◆ The request ◆
Each line containing the word "JSON" must be collected.
--- begin ---
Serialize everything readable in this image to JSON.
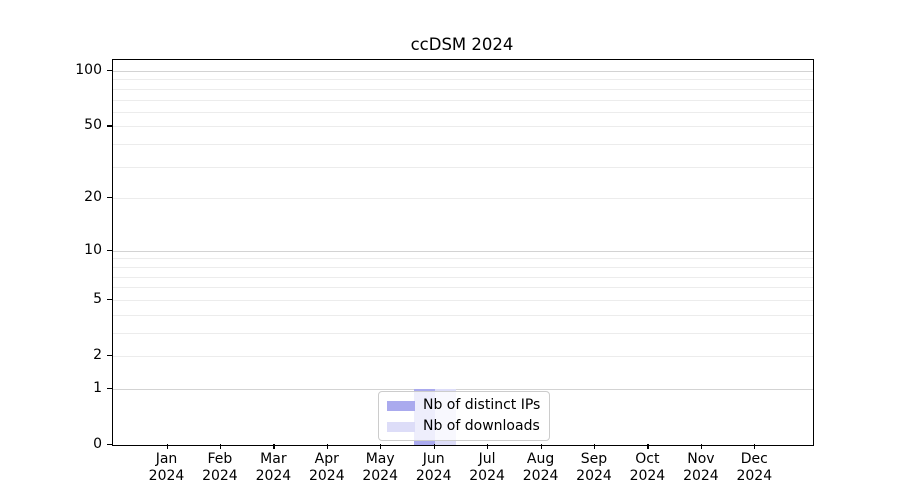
{
  "chart_data": {
    "type": "bar",
    "title": "ccDSM 2024",
    "x": {
      "categories": [
        "Jan",
        "Feb",
        "Mar",
        "Apr",
        "May",
        "Jun",
        "Jul",
        "Aug",
        "Sep",
        "Oct",
        "Nov",
        "Dec"
      ],
      "year": "2024"
    },
    "series": [
      {
        "name": "Nb of distinct IPs",
        "color": "#aaaaee",
        "values": [
          0,
          0,
          0,
          0,
          0,
          1,
          0,
          0,
          0,
          0,
          0,
          0
        ]
      },
      {
        "name": "Nb of downloads",
        "color": "#ddddf8",
        "values": [
          0,
          0,
          0,
          0,
          0,
          1,
          0,
          0,
          0,
          0,
          0,
          0
        ]
      }
    ],
    "y_axis": {
      "scale": "log10(1+x)",
      "ticks": [
        0,
        1,
        2,
        5,
        10,
        20,
        50,
        100
      ],
      "major_gridlines": [
        1,
        10,
        100
      ],
      "minor_gridlines": [
        2,
        3,
        4,
        5,
        6,
        7,
        8,
        9,
        20,
        30,
        40,
        50,
        60,
        70,
        80,
        90
      ],
      "ylim": [
        0,
        115
      ]
    },
    "legend": {
      "position": "lower center",
      "entries": [
        "Nb of distinct IPs",
        "Nb of downloads"
      ]
    }
  }
}
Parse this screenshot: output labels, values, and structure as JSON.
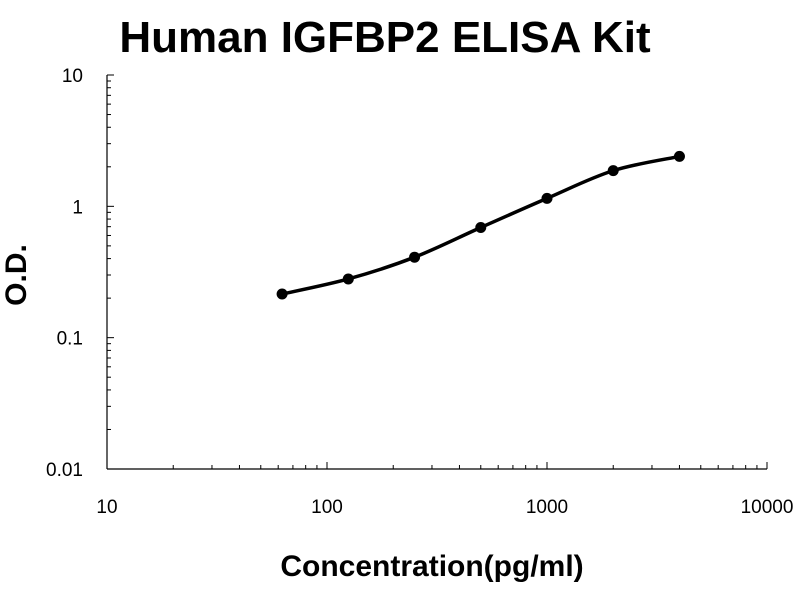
{
  "chart_data": {
    "type": "line",
    "title": "Human IGFBP2 ELISA Kit",
    "xlabel": "Concentration(pg/ml)",
    "ylabel": "O.D.",
    "x_scale": "log",
    "y_scale": "log",
    "xlim": [
      10,
      10000
    ],
    "ylim": [
      0.01,
      10
    ],
    "x_ticks": [
      "10",
      "100",
      "1000",
      "10000"
    ],
    "y_ticks": [
      "0.01",
      "0.1",
      "1",
      "10"
    ],
    "grid": false,
    "legend": "none",
    "series": [
      {
        "x": [
          62.5,
          125,
          250,
          500,
          1000,
          2000,
          4000
        ],
        "y": [
          0.215,
          0.28,
          0.41,
          0.69,
          1.15,
          1.87,
          2.4
        ],
        "color": "#000000"
      }
    ]
  }
}
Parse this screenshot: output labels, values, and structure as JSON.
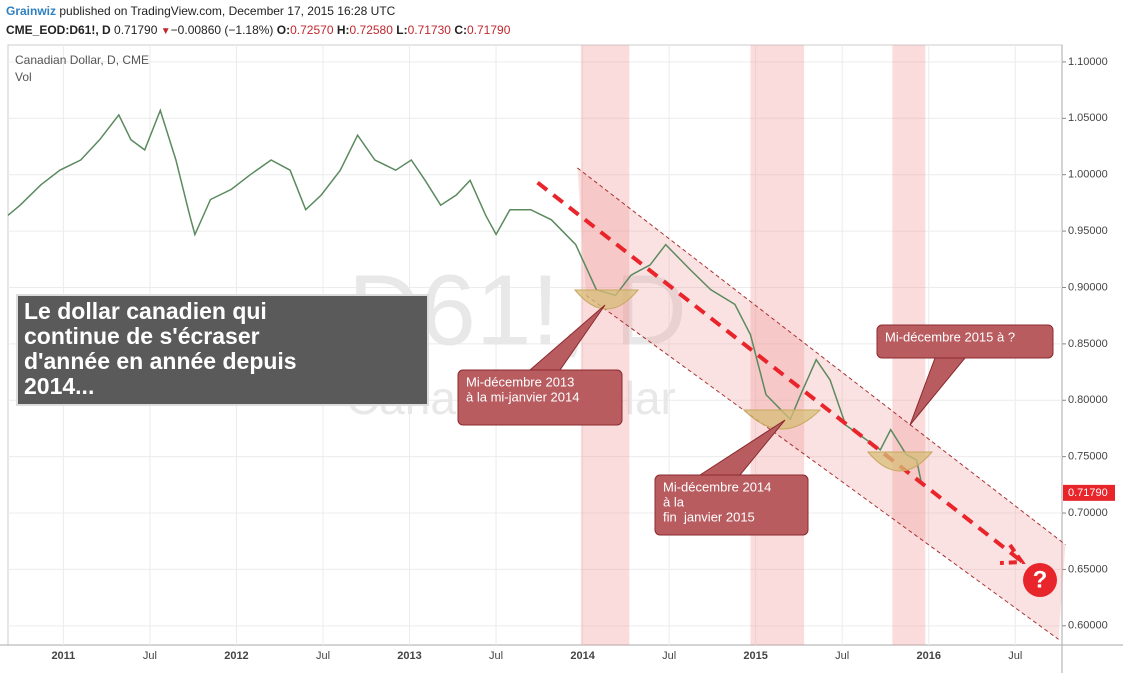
{
  "header": {
    "author": "Grainwiz",
    "published": "published on TradingView.com, December 17, 2015 16:28 UTC",
    "symbol": "CME_EOD:D61!, D",
    "last": "0.71790",
    "change": "−0.00860 (−1.18%)",
    "open_label": "O:",
    "open": "0.72570",
    "high_label": "H:",
    "high": "0.72580",
    "low_label": "L:",
    "low": "0.71730",
    "close_label": "C:",
    "close": "0.71790"
  },
  "chart_data": {
    "type": "line",
    "title": "Canadian Dollar, D, CME",
    "subtitle": "Vol",
    "watermark": [
      "D61!, D",
      "Canadian Dollar"
    ],
    "xlim": [
      2010.68,
      2016.77
    ],
    "ylim": [
      0.583,
      1.115
    ],
    "grid": true,
    "xticks": [
      {
        "value": 2011,
        "label": "2011"
      },
      {
        "value": 2011.5,
        "label": "Jul"
      },
      {
        "value": 2012,
        "label": "2012"
      },
      {
        "value": 2012.5,
        "label": "Jul"
      },
      {
        "value": 2013,
        "label": "2013"
      },
      {
        "value": 2013.5,
        "label": "Jul"
      },
      {
        "value": 2014,
        "label": "2014"
      },
      {
        "value": 2014.5,
        "label": "Jul"
      },
      {
        "value": 2015,
        "label": "2015"
      },
      {
        "value": 2015.5,
        "label": "Jul"
      },
      {
        "value": 2016,
        "label": "2016"
      },
      {
        "value": 2016.5,
        "label": "Jul"
      }
    ],
    "yticks": [
      {
        "value": 0.6,
        "label": "0.60000"
      },
      {
        "value": 0.65,
        "label": "0.65000"
      },
      {
        "value": 0.7,
        "label": "0.70000"
      },
      {
        "value": 0.75,
        "label": "0.75000"
      },
      {
        "value": 0.8,
        "label": "0.80000"
      },
      {
        "value": 0.85,
        "label": "0.85000"
      },
      {
        "value": 0.9,
        "label": "0.90000"
      },
      {
        "value": 0.95,
        "label": "0.95000"
      },
      {
        "value": 1.0,
        "label": "1.00000"
      },
      {
        "value": 1.05,
        "label": "1.05000"
      },
      {
        "value": 1.1,
        "label": "1.10000"
      }
    ],
    "x": [
      2010.68,
      2010.75,
      2010.87,
      2010.98,
      2011.1,
      2011.21,
      2011.32,
      2011.39,
      2011.47,
      2011.56,
      2011.65,
      2011.73,
      2011.76,
      2011.85,
      2011.97,
      2012.08,
      2012.2,
      2012.31,
      2012.4,
      2012.49,
      2012.6,
      2012.7,
      2012.8,
      2012.92,
      2013.01,
      2013.09,
      2013.18,
      2013.27,
      2013.35,
      2013.44,
      2013.5,
      2013.58,
      2013.7,
      2013.82,
      2013.96,
      2014.08,
      2014.19,
      2014.28,
      2014.39,
      2014.48,
      2014.62,
      2014.74,
      2014.88,
      2014.97,
      2015.06,
      2015.2,
      2015.26,
      2015.35,
      2015.43,
      2015.52,
      2015.64,
      2015.72,
      2015.78,
      2015.87,
      2015.93,
      2015.96
    ],
    "series": [
      {
        "name": "D61!",
        "color": "#5b8a5f",
        "values": [
          0.964,
          0.973,
          0.991,
          1.004,
          1.013,
          1.031,
          1.053,
          1.031,
          1.022,
          1.057,
          1.013,
          0.964,
          0.947,
          0.978,
          0.987,
          1.0,
          1.013,
          1.004,
          0.969,
          0.982,
          1.004,
          1.035,
          1.013,
          1.004,
          1.013,
          0.995,
          0.973,
          0.982,
          0.995,
          0.964,
          0.947,
          0.969,
          0.969,
          0.96,
          0.938,
          0.898,
          0.893,
          0.911,
          0.92,
          0.938,
          0.916,
          0.898,
          0.885,
          0.858,
          0.805,
          0.783,
          0.805,
          0.836,
          0.818,
          0.778,
          0.765,
          0.756,
          0.774,
          0.752,
          0.747,
          0.725
        ]
      }
    ],
    "last_price": {
      "value": 0.7179,
      "label": "0.71790"
    },
    "highlights": [
      {
        "x0": 2013.99,
        "x1": 2014.27
      },
      {
        "x0": 2014.97,
        "x1": 2015.28
      },
      {
        "x0": 2015.79,
        "x1": 2015.98
      }
    ],
    "trend_lines": [
      {
        "x": [
          2013.97,
          2016.79
        ],
        "y": [
          1.006,
          0.672
        ],
        "style": "dotted"
      },
      {
        "x": [
          2013.74,
          2016.53
        ],
        "y": [
          0.993,
          0.658
        ],
        "style": "dashed"
      },
      {
        "x": [
          2014.02,
          2016.75
        ],
        "y": [
          0.893,
          0.588
        ],
        "style": "dotted"
      }
    ],
    "headline": [
      "Le dollar canadien qui",
      "continue de s'écraser",
      "d'année en année depuis",
      "2014..."
    ],
    "callouts": [
      [
        "Mi-décembre 2013",
        "à la mi-janvier 2014"
      ],
      [
        "Mi-décembre 2014",
        "à la",
        "fin  janvier 2015"
      ],
      [
        "Mi-décembre 2015 à ?"
      ]
    ],
    "question": "?"
  }
}
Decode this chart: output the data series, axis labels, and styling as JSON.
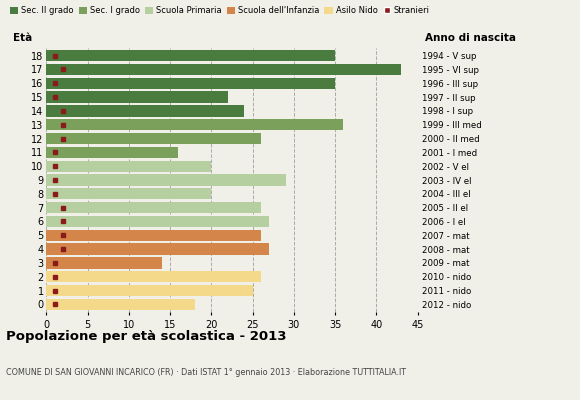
--- end ---
◆ Answer to this problem ◆
Serialize everything readable in this image to JSON.
Parse this screenshot: output labels, values, and structure as JSON.
Parse this screenshot: output labels, values, and structure as JSON.
Decode this chart: output the data series, axis labels, and styling as JSON.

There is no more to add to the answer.